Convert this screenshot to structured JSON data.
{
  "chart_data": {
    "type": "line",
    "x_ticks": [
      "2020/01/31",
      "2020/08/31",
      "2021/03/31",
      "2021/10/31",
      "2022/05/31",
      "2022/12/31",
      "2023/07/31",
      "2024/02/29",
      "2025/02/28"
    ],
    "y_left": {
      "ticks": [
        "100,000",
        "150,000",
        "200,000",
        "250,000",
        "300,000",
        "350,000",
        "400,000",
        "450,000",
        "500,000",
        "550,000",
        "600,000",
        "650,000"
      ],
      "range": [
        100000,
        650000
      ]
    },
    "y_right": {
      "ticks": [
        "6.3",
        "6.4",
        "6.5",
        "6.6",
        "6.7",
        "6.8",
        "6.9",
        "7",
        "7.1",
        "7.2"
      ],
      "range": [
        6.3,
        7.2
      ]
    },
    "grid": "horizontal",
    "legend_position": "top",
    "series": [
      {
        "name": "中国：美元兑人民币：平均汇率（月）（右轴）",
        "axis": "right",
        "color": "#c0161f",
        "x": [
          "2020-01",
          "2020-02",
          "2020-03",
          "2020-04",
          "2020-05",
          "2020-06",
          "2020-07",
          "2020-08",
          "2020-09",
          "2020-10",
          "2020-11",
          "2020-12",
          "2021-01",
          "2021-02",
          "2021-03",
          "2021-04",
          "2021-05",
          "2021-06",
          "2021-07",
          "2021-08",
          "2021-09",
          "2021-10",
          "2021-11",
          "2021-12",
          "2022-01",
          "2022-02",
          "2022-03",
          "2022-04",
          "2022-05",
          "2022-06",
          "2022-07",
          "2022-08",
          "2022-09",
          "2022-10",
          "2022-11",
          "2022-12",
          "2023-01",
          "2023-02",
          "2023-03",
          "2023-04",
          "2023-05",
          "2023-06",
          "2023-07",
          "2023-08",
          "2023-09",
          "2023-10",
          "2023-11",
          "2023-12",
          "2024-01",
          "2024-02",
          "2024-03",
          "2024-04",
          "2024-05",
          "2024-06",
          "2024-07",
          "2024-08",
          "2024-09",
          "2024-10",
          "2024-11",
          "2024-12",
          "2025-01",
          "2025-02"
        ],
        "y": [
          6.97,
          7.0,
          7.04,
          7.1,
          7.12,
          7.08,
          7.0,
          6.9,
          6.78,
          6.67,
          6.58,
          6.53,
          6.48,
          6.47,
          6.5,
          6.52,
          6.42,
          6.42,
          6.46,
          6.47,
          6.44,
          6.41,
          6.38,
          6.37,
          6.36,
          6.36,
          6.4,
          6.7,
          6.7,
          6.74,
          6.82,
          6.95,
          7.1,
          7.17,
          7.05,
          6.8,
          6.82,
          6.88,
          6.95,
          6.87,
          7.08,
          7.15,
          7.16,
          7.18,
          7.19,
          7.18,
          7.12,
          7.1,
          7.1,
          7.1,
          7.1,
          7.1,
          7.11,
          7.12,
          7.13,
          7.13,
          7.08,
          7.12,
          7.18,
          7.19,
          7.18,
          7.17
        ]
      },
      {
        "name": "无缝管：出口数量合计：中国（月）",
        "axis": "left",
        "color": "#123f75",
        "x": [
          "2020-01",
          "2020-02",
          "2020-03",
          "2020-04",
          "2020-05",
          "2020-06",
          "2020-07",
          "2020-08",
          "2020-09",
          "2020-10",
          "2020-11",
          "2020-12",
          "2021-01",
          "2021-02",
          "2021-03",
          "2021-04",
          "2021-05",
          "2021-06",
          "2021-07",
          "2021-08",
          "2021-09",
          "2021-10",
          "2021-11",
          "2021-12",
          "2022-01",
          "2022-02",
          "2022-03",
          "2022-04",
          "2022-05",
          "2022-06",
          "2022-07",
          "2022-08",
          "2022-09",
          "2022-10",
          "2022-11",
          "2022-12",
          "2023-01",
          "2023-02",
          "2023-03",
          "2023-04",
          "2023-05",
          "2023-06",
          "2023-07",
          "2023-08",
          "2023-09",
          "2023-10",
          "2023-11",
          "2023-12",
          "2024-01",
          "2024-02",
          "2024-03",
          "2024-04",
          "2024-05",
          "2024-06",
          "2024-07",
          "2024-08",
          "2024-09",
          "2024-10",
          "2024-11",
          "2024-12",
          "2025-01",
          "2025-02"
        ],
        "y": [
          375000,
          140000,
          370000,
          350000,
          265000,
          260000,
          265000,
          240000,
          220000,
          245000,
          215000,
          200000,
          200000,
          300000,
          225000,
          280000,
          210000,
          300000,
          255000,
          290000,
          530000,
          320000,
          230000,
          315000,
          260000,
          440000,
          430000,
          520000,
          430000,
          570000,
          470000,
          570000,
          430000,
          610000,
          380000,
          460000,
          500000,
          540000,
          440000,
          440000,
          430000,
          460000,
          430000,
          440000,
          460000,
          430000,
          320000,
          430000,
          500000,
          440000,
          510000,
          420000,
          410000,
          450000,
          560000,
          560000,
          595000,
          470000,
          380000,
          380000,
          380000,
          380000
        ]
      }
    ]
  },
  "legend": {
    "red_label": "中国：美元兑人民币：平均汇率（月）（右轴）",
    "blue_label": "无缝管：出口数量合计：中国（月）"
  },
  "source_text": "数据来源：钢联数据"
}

-=-=-

### [WRITTEN INSTRUCTION]
Locate the lines above that contain "name" and copy them.

### [ANSWER FOR THE TASK]
        "name": "中国：美元兑人民币：平均汇率（月）（右轴）",
        "name": "无缝管：出口数量合计：中国（月）",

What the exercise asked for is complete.